EXERCISE OBJECTIVE: Give the lines between the ones holding "footer-link[interactable]: ACCOUNT xyxy=(56,686,145,708)" and "dropdown[interactable] xyxy=(606,355,664,377)", inclusive, with "caret-icon" changed to "chevron-icon" and all else unchanged. Return only those lines from the records.

EXTRACTED ENTRIES:
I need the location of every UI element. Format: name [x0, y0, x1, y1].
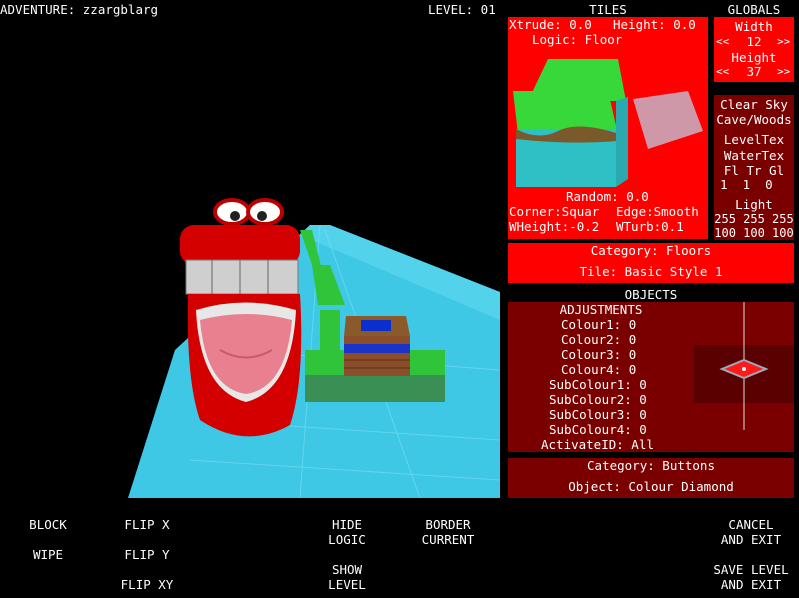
tiles-panel[interactable]: Xtrude: 0.0 Height: 0.0 Logic: Floor Ran…	[508, 17, 708, 239]
object-category-panel[interactable]: Category: Buttons Object: Colour Diamond	[508, 458, 794, 498]
globals-height-value: 37	[746, 64, 762, 79]
tile-wheight[interactable]: WHeight:-0.2	[509, 219, 599, 234]
tile-wturb[interactable]: WTurb:0.1	[616, 219, 684, 234]
tile-random[interactable]: Random: 0.0	[566, 189, 649, 204]
block-button[interactable]: BLOCK	[18, 517, 78, 532]
chatter-teeth-character	[180, 198, 302, 437]
tile-logic[interactable]: Logic: Floor	[532, 32, 622, 47]
globals-width-value: 12	[746, 34, 762, 49]
watertex-option[interactable]: WaterTex	[714, 148, 794, 163]
light-values-row2[interactable]: 100 100 100	[714, 226, 794, 241]
width-increase-button[interactable]: >>	[777, 34, 790, 49]
globals-size-panel: Width << 12 >> Height << 37 >>	[714, 17, 794, 82]
object-preview	[694, 302, 794, 430]
adjust-colour4[interactable]: Colour4: 0	[561, 362, 636, 377]
object-name[interactable]: Object: Colour Diamond	[508, 479, 794, 494]
crate-stripe	[344, 344, 410, 353]
wipe-button[interactable]: WIPE	[18, 547, 78, 562]
tile-xtrude[interactable]: Xtrude: 0.0	[509, 17, 592, 32]
adjust-colour2[interactable]: Colour2: 0	[561, 332, 636, 347]
tile-height[interactable]: Height: 0.0	[613, 17, 696, 32]
light-values-row1[interactable]: 255 255 255	[714, 212, 794, 227]
crate-blue-button	[361, 320, 391, 331]
globals-title: GLOBALS	[727, 2, 781, 17]
level-3d-scene	[128, 198, 500, 498]
fl-tr-gl-values[interactable]: 1 1 0	[720, 177, 773, 192]
tiles-title: TILES	[589, 2, 627, 17]
fl-tr-gl-label: Fl Tr Gl	[723, 163, 785, 178]
cancel-exit-button[interactable]: CANCEL AND EXIT	[705, 517, 797, 547]
width-decrease-button[interactable]: <<	[716, 34, 729, 49]
adjust-colour3[interactable]: Colour3: 0	[561, 347, 636, 362]
globals-width-label: Width	[735, 19, 773, 34]
adjust-subcolour1[interactable]: SubColour1: 0	[549, 377, 647, 392]
tile-category-panel[interactable]: Category: Floors Tile: Basic Style 1	[508, 243, 794, 283]
tile-preview	[513, 59, 703, 187]
adjustments-title: ADJUSTMENTS	[559, 302, 643, 317]
flip-y-button[interactable]: FLIP Y	[112, 547, 182, 562]
height-decrease-button[interactable]: <<	[716, 64, 729, 79]
tile-corner[interactable]: Corner:Squar	[509, 204, 599, 219]
border-current-button[interactable]: BORDER CURRENT	[410, 517, 486, 547]
height-increase-button[interactable]: >>	[777, 64, 790, 79]
flip-x-button[interactable]: FLIP X	[112, 517, 182, 532]
show-level-button[interactable]: SHOW LEVEL	[312, 562, 382, 592]
hide-logic-button[interactable]: HIDE LOGIC	[312, 517, 382, 547]
cave-option[interactable]: Cave/Woods	[714, 112, 794, 127]
level-viewport[interactable]	[0, 20, 500, 498]
adventure-name: ADVENTURE: zzargblarg	[0, 2, 159, 17]
sky-option[interactable]: Clear Sky	[714, 97, 794, 112]
adjust-subcolour3[interactable]: SubColour3: 0	[549, 407, 647, 422]
tile-edge[interactable]: Edge:Smooth	[616, 204, 699, 219]
objects-panel: ADJUSTMENTS Colour1: 0 Colour2: 0 Colour…	[508, 302, 794, 452]
save-exit-button[interactable]: SAVE LEVEL AND EXIT	[705, 562, 797, 592]
object-category[interactable]: Category: Buttons	[508, 458, 794, 473]
objects-title: OBJECTS	[624, 287, 678, 302]
crate-body	[344, 336, 410, 376]
adjust-activateid[interactable]: ActivateID: All	[541, 437, 654, 452]
leveltex-option[interactable]: LevelTex	[714, 132, 794, 147]
grass-platform-side	[305, 375, 445, 402]
adjust-subcolour2[interactable]: SubColour2: 0	[549, 392, 647, 407]
globals-env-panel: Clear Sky Cave/Woods LevelTex WaterTex F…	[714, 95, 794, 240]
adjust-colour1[interactable]: Colour1: 0	[561, 317, 636, 332]
globals-height-label: Height	[731, 50, 777, 65]
light-label: Light	[735, 197, 773, 212]
tile-category[interactable]: Category: Floors	[508, 243, 794, 258]
adjust-subcolour4[interactable]: SubColour4: 0	[549, 422, 647, 437]
flip-xy-button[interactable]: FLIP XY	[112, 577, 182, 592]
level-number: LEVEL: 01	[428, 2, 496, 17]
grass-column	[320, 310, 340, 350]
tile-name[interactable]: Tile: Basic Style 1	[508, 264, 794, 279]
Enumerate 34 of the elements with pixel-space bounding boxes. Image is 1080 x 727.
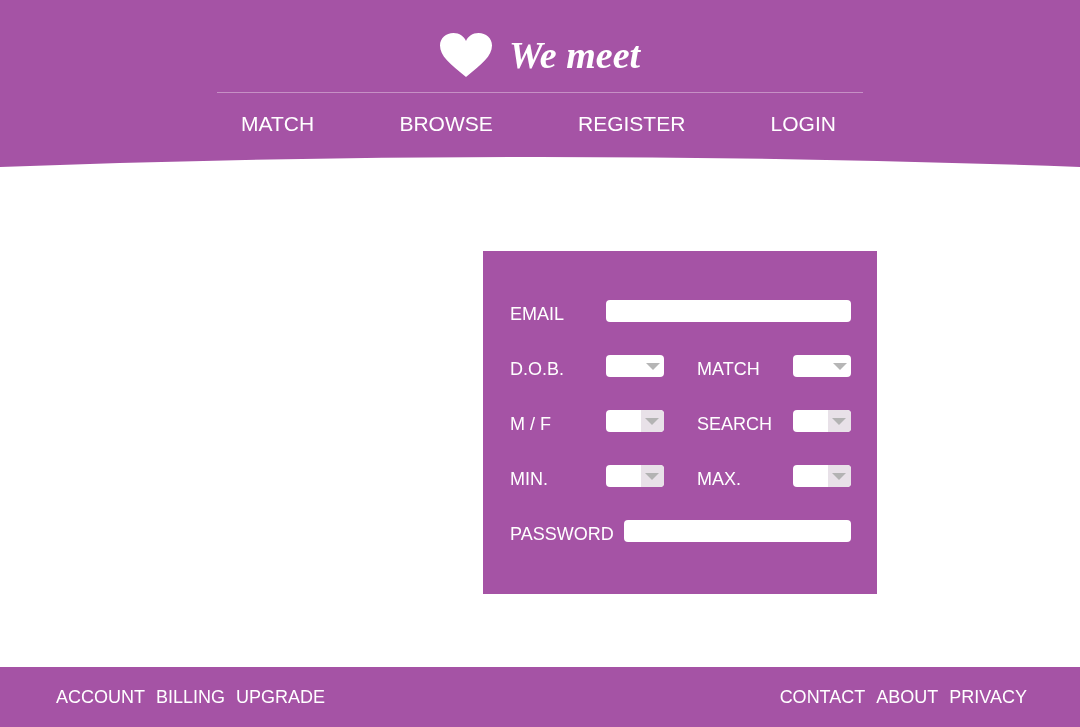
footer-link[interactable]: ACCOUNT xyxy=(56,686,145,708)
caret-icon xyxy=(833,362,847,370)
field-label: EMAIL xyxy=(510,306,566,322)
field-label: MIN. xyxy=(510,471,549,487)
field-label: D.O.B. xyxy=(510,361,565,377)
footer-link[interactable]: ABOUT xyxy=(876,686,939,708)
caret-icon xyxy=(828,410,851,432)
caret-icon xyxy=(641,465,664,487)
field-label: M / F xyxy=(510,416,552,432)
nav-link[interactable]: LOGIN xyxy=(770,112,836,136)
footer-link[interactable]: UPGRADE xyxy=(236,686,326,708)
dropdown[interactable] xyxy=(606,355,664,377)
dropdown[interactable] xyxy=(793,355,851,377)
caret-icon xyxy=(646,362,660,370)
logo-text: We meet xyxy=(508,33,641,77)
footer-link[interactable]: BILLING xyxy=(156,686,226,708)
heart-icon xyxy=(439,33,492,77)
dropdown[interactable] xyxy=(793,410,851,432)
input-field[interactable] xyxy=(623,520,851,542)
field-label: SEARCH xyxy=(697,416,773,432)
field-label: PASSWORD xyxy=(510,526,614,542)
caret-icon xyxy=(641,410,664,432)
footer-link[interactable]: PRIVACY xyxy=(949,686,1027,708)
footer-link[interactable]: CONTACT xyxy=(779,686,866,708)
input-field[interactable] xyxy=(606,300,851,322)
caret-icon xyxy=(828,465,851,487)
nav-link[interactable]: REGISTER xyxy=(578,112,686,136)
dropdown[interactable] xyxy=(793,465,851,487)
dropdown[interactable] xyxy=(606,465,664,487)
nav-link[interactable]: MATCH xyxy=(241,112,315,136)
nav-link[interactable]: BROWSE xyxy=(399,112,493,136)
dropdown[interactable] xyxy=(606,410,664,432)
field-label: MATCH xyxy=(697,361,761,377)
field-label: MAX. xyxy=(697,471,742,487)
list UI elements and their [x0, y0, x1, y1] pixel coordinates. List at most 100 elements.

EXERCISE RESPONSE:
footer-link[interactable]: ACCOUNT xyxy=(56,686,145,708)
chevron-icon xyxy=(833,362,847,370)
field-label: EMAIL xyxy=(510,306,566,322)
field-label: MIN. xyxy=(510,471,549,487)
field-label: D.O.B. xyxy=(510,361,565,377)
footer-link[interactable]: ABOUT xyxy=(876,686,939,708)
chevron-icon xyxy=(828,410,851,432)
chevron-icon xyxy=(641,465,664,487)
field-label: M / F xyxy=(510,416,552,432)
nav-link[interactable]: LOGIN xyxy=(770,112,836,136)
footer-link[interactable]: UPGRADE xyxy=(236,686,326,708)
dropdown[interactable] xyxy=(606,355,664,377)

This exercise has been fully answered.